- **STATED PROBLEM**: Copy each line below in which the string "Grad" occurs.

---------- DATA EXTRACT

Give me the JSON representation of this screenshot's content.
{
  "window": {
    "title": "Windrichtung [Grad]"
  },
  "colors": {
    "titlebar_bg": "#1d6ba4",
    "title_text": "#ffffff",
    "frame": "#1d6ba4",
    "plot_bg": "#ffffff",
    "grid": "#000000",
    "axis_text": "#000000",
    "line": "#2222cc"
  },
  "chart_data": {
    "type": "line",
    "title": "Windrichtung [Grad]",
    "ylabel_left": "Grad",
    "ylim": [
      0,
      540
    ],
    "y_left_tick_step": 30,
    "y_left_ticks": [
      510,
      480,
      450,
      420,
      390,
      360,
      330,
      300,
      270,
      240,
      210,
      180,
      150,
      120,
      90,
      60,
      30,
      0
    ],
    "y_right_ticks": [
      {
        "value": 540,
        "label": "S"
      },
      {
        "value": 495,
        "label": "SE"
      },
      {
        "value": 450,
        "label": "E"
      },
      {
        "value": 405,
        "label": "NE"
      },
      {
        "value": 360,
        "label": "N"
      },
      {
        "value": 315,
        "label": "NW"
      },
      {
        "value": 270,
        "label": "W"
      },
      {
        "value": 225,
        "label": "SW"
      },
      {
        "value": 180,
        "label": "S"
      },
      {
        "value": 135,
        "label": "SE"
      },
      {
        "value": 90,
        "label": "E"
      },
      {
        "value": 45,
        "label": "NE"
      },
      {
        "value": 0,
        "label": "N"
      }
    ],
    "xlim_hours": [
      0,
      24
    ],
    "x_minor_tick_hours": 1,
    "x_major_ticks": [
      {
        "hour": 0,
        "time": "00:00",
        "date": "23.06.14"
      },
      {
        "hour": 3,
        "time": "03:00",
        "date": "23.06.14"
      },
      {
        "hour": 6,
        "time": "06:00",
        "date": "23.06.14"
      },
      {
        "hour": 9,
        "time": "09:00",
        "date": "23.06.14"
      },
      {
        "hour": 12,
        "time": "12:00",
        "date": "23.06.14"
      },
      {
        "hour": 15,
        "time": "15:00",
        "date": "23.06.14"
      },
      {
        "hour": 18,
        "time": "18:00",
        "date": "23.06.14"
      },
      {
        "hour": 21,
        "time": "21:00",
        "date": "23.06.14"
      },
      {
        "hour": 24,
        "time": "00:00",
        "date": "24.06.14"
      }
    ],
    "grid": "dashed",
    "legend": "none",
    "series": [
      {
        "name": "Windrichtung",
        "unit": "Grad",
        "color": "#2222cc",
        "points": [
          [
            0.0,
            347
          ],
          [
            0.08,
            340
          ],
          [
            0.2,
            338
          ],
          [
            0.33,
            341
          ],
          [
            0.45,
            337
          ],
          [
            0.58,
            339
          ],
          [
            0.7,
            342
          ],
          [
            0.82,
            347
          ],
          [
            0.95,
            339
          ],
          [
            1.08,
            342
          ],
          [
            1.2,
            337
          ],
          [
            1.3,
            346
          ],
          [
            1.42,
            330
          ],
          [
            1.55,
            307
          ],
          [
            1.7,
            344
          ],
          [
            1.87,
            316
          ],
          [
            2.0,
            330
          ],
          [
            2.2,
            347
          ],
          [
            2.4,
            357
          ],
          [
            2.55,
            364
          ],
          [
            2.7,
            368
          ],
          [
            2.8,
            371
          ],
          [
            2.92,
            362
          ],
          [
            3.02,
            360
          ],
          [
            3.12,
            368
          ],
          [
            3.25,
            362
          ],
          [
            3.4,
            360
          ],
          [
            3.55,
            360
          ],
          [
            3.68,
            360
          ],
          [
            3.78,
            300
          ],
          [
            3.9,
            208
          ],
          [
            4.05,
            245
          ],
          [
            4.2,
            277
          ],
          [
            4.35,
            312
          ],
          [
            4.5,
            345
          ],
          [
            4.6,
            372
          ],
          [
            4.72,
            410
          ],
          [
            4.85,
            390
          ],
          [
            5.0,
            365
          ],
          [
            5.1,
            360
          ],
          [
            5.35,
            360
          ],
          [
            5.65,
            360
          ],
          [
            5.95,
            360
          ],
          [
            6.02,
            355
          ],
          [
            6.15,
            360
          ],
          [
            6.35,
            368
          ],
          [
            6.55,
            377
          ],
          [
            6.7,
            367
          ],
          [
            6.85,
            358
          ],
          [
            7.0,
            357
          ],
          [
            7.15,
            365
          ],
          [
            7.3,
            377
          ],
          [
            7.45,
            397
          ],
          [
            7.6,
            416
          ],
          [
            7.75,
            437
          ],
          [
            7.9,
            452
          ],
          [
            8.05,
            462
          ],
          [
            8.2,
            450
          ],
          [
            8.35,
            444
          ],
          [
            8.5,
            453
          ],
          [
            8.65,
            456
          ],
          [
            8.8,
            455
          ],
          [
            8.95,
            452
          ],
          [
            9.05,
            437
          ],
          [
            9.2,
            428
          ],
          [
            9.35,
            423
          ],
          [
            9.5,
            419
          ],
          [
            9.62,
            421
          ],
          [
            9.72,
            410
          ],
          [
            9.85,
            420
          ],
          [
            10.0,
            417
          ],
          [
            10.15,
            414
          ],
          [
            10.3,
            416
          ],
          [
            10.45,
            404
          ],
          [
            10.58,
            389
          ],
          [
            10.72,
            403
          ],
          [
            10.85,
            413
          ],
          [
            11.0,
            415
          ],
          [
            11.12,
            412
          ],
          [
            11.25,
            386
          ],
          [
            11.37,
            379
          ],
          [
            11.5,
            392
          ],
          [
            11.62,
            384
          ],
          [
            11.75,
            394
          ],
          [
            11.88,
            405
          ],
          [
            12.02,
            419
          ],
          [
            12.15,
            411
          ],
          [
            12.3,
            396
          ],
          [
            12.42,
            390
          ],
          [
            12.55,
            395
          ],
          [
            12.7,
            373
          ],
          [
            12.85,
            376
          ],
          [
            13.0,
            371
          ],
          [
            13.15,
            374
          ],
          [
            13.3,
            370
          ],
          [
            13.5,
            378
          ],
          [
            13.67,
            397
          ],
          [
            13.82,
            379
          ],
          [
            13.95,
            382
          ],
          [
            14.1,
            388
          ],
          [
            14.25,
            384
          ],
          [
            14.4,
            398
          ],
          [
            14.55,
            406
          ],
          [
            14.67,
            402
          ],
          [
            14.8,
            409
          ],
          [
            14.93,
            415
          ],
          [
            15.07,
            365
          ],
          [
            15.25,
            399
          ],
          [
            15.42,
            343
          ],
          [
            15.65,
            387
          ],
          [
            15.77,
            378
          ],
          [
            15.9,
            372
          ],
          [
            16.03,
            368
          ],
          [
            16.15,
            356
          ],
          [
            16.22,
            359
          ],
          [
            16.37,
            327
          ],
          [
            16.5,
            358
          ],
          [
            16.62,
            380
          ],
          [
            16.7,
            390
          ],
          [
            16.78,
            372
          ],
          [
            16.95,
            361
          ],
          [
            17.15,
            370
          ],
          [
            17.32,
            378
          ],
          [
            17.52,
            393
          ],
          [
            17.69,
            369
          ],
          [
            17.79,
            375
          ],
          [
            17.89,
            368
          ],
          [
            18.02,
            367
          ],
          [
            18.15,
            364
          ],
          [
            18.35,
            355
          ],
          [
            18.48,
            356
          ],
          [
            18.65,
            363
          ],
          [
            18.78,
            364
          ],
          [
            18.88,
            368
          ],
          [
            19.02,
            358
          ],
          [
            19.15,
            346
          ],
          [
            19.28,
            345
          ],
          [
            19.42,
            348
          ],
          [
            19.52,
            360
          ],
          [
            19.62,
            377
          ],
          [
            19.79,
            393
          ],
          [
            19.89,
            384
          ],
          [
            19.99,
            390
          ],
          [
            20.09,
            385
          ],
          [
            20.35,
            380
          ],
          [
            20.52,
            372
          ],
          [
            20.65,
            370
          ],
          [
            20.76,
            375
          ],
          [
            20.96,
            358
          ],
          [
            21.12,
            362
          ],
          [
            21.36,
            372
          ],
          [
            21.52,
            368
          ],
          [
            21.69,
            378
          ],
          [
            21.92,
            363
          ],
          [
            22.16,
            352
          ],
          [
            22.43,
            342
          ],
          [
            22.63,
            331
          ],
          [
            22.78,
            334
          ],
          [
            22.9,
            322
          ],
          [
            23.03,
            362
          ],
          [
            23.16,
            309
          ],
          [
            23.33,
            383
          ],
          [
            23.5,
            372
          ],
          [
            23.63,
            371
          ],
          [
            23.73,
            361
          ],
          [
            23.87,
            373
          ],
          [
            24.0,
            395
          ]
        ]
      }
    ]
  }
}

--------------------

- **CORRECT ANSWER**:
    "title": "Windrichtung [Grad]"
    "title": "Windrichtung [Grad]",
    "ylabel_left": "Grad",
        "unit": "Grad",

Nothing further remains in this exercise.